What to do: Scan the lines below for the word "nosotros". Copy each line you find it in.

(Entries taken from a collection)
══════════════════════════════
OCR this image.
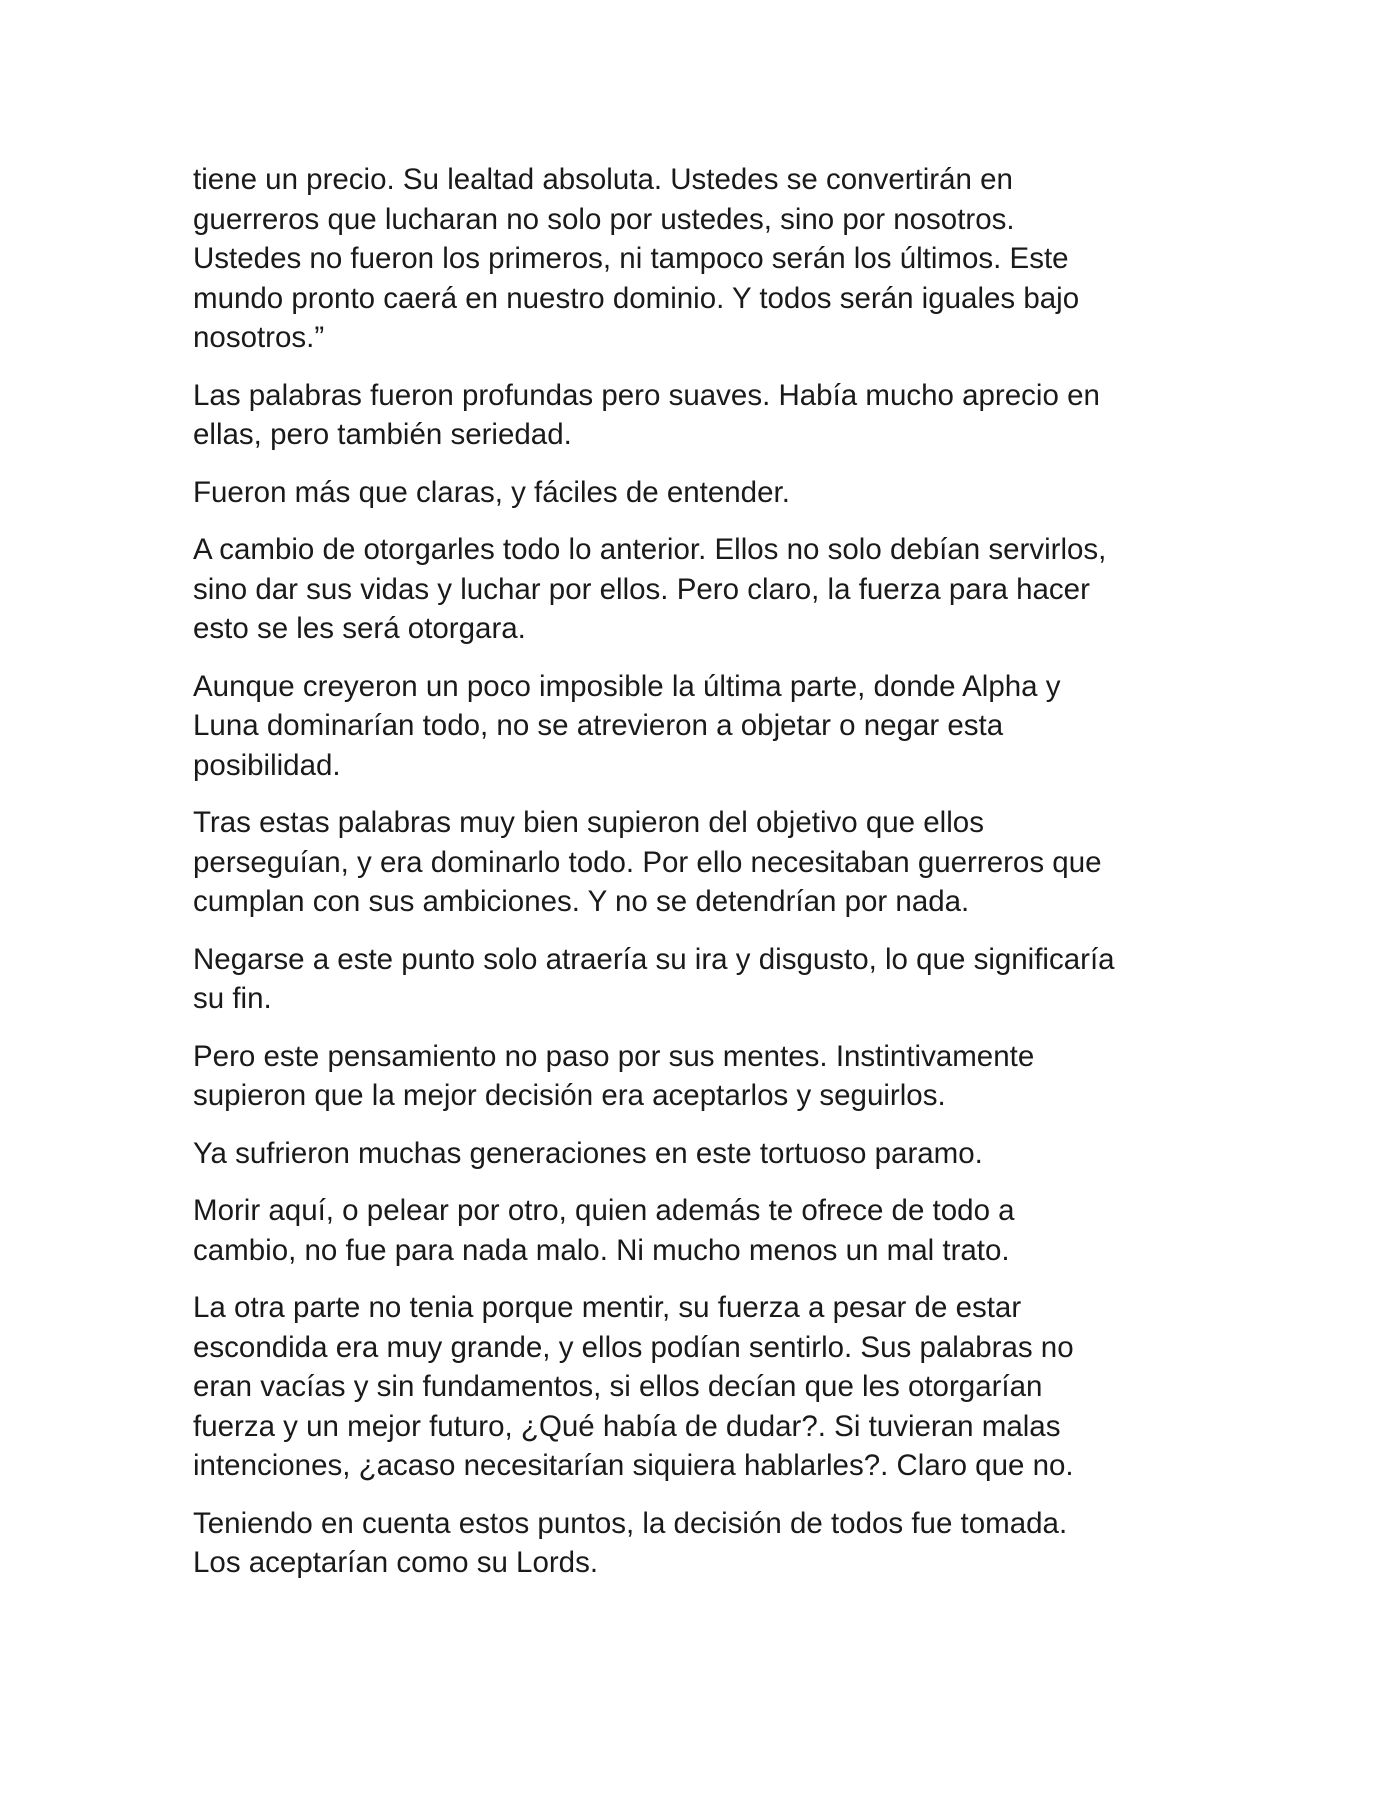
tiene un precio. Su lealtad absoluta. Ustedes se convertirán en
guerreros que lucharan no solo por ustedes, sino por nosotros.
Ustedes no fueron los primeros, ni tampoco serán los últimos. Este
mundo pronto caerá en nuestro dominio. Y todos serán iguales bajo
nosotros.”

Las palabras fueron profundas pero suaves. Había mucho aprecio en
ellas, pero también seriedad.

Fueron más que claras, y fáciles de entender.

A cambio de otorgarles todo lo anterior. Ellos no solo debían servirlos,
sino dar sus vidas y luchar por ellos. Pero claro, la fuerza para hacer
esto se les será otorgara.

Aunque creyeron un poco imposible la última parte, donde Alpha y
Luna dominarían todo, no se atrevieron a objetar o negar esta
posibilidad.

Tras estas palabras muy bien supieron del objetivo que ellos
perseguían, y era dominarlo todo. Por ello necesitaban guerreros que
cumplan con sus ambiciones. Y no se detendrían por nada.

Negarse a este punto solo atraería su ira y disgusto, lo que significaría
su fin.

Pero este pensamiento no paso por sus mentes. Instintivamente
supieron que la mejor decisión era aceptarlos y seguirlos.

Ya sufrieron muchas generaciones en este tortuoso paramo.

Morir aquí, o pelear por otro, quien además te ofrece de todo a
cambio, no fue para nada malo. Ni mucho menos un mal trato.

La otra parte no tenia porque mentir, su fuerza a pesar de estar
escondida era muy grande, y ellos podían sentirlo. Sus palabras no
eran vacías y sin fundamentos, si ellos decían que les otorgarían
fuerza y un mejor futuro, ¿Qué había de dudar?. Si tuvieran malas
intenciones, ¿acaso necesitarían siquiera hablarles?. Claro que no.

Teniendo en cuenta estos puntos, la decisión de todos fue tomada.
Los aceptarían como su Lords.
══════════════════════════════
Result of the exercise:
guerreros que lucharan no solo por ustedes, sino por nosotros.
nosotros.”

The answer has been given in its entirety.